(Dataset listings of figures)
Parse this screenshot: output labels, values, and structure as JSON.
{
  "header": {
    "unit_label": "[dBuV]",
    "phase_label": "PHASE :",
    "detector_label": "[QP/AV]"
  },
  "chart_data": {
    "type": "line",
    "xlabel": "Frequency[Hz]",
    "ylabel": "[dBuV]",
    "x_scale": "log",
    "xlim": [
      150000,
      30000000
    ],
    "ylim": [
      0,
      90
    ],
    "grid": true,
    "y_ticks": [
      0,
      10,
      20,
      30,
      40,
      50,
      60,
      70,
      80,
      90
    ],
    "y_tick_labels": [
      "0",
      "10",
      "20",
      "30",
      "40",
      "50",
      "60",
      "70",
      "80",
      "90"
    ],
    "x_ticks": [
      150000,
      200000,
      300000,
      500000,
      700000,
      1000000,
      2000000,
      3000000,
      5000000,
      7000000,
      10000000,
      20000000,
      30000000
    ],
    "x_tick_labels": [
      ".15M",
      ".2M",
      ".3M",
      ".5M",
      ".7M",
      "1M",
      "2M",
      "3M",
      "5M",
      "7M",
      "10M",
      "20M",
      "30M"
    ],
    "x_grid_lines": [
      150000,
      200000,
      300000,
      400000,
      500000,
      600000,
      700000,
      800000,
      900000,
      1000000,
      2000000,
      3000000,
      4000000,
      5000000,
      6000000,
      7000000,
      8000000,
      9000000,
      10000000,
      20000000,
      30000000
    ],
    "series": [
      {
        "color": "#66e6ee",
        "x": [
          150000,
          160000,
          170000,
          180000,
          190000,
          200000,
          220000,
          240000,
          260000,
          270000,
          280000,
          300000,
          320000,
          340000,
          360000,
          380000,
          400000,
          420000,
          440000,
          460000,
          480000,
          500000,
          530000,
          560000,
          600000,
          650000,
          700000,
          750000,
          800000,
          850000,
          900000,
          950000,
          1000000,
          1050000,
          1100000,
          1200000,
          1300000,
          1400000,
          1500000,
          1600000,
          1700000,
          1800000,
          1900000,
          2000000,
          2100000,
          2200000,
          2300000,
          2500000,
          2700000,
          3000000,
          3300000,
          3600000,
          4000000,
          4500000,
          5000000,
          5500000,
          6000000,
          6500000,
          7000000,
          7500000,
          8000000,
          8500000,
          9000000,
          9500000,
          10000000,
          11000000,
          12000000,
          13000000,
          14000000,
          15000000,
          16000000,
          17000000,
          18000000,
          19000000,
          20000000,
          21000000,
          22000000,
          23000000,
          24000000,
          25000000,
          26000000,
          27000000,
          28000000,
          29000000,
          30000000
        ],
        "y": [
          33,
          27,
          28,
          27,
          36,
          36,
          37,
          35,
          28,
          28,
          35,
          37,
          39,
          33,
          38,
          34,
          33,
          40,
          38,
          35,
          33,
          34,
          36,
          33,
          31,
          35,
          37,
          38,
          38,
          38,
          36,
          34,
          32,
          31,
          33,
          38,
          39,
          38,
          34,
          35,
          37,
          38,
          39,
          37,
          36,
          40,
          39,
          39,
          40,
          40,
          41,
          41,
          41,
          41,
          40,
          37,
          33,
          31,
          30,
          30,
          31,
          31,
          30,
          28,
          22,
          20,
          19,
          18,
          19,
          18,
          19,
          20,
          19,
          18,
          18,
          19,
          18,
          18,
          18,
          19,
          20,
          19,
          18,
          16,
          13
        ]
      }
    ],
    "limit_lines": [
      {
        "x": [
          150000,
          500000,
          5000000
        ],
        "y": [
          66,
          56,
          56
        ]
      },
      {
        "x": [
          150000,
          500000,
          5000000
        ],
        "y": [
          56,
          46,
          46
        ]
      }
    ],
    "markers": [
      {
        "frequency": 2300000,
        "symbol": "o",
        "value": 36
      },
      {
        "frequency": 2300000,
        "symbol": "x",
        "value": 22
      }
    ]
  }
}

* [Problem] From the listing above, extract every line exactly as it stands.

* [Task response]
Parse this screenshot: output labels, values, and structure as JSON.
{
  "header": {
    "unit_label": "[dBuV]",
    "phase_label": "PHASE :",
    "detector_label": "[QP/AV]"
  },
  "chart_data": {
    "type": "line",
    "xlabel": "Frequency[Hz]",
    "ylabel": "[dBuV]",
    "x_scale": "log",
    "xlim": [
      150000,
      30000000
    ],
    "ylim": [
      0,
      90
    ],
    "grid": true,
    "y_ticks": [
      0,
      10,
      20,
      30,
      40,
      50,
      60,
      70,
      80,
      90
    ],
    "y_tick_labels": [
      "0",
      "10",
      "20",
      "30",
      "40",
      "50",
      "60",
      "70",
      "80",
      "90"
    ],
    "x_ticks": [
      150000,
      200000,
      300000,
      500000,
      700000,
      1000000,
      2000000,
      3000000,
      5000000,
      7000000,
      10000000,
      20000000,
      30000000
    ],
    "x_tick_labels": [
      ".15M",
      ".2M",
      ".3M",
      ".5M",
      ".7M",
      "1M",
      "2M",
      "3M",
      "5M",
      "7M",
      "10M",
      "20M",
      "30M"
    ],
    "x_grid_lines": [
      150000,
      200000,
      300000,
      400000,
      500000,
      600000,
      700000,
      800000,
      900000,
      1000000,
      2000000,
      3000000,
      4000000,
      5000000,
      6000000,
      7000000,
      8000000,
      9000000,
      10000000,
      20000000,
      30000000
    ],
    "series": [
      {
        "color": "#66e6ee",
        "x": [
          150000,
          160000,
          170000,
          180000,
          190000,
          200000,
          220000,
          240000,
          260000,
          270000,
          280000,
          300000,
          320000,
          340000,
          360000,
          380000,
          400000,
          420000,
          440000,
          460000,
          480000,
          500000,
          530000,
          560000,
          600000,
          650000,
          700000,
          750000,
          800000,
          850000,
          900000,
          950000,
          1000000,
          1050000,
          1100000,
          1200000,
          1300000,
          1400000,
          1500000,
          1600000,
          1700000,
          1800000,
          1900000,
          2000000,
          2100000,
          2200000,
          2300000,
          2500000,
          2700000,
          3000000,
          3300000,
          3600000,
          4000000,
          4500000,
          5000000,
          5500000,
          6000000,
          6500000,
          7000000,
          7500000,
          8000000,
          8500000,
          9000000,
          9500000,
          10000000,
          11000000,
          12000000,
          13000000,
          14000000,
          15000000,
          16000000,
          17000000,
          18000000,
          19000000,
          20000000,
          21000000,
          22000000,
          23000000,
          24000000,
          25000000,
          26000000,
          27000000,
          28000000,
          29000000,
          30000000
        ],
        "y": [
          33,
          27,
          28,
          27,
          36,
          36,
          37,
          35,
          28,
          28,
          35,
          37,
          39,
          33,
          38,
          34,
          33,
          40,
          38,
          35,
          33,
          34,
          36,
          33,
          31,
          35,
          37,
          38,
          38,
          38,
          36,
          34,
          32,
          31,
          33,
          38,
          39,
          38,
          34,
          35,
          37,
          38,
          39,
          37,
          36,
          40,
          39,
          39,
          40,
          40,
          41,
          41,
          41,
          41,
          40,
          37,
          33,
          31,
          30,
          30,
          31,
          31,
          30,
          28,
          22,
          20,
          19,
          18,
          19,
          18,
          19,
          20,
          19,
          18,
          18,
          19,
          18,
          18,
          18,
          19,
          20,
          19,
          18,
          16,
          13
        ]
      }
    ],
    "limit_lines": [
      {
        "x": [
          150000,
          500000,
          5000000
        ],
        "y": [
          66,
          56,
          56
        ]
      },
      {
        "x": [
          150000,
          500000,
          5000000
        ],
        "y": [
          56,
          46,
          46
        ]
      }
    ],
    "markers": [
      {
        "frequency": 2300000,
        "symbol": "o",
        "value": 36
      },
      {
        "frequency": 2300000,
        "symbol": "x",
        "value": 22
      }
    ]
  }
}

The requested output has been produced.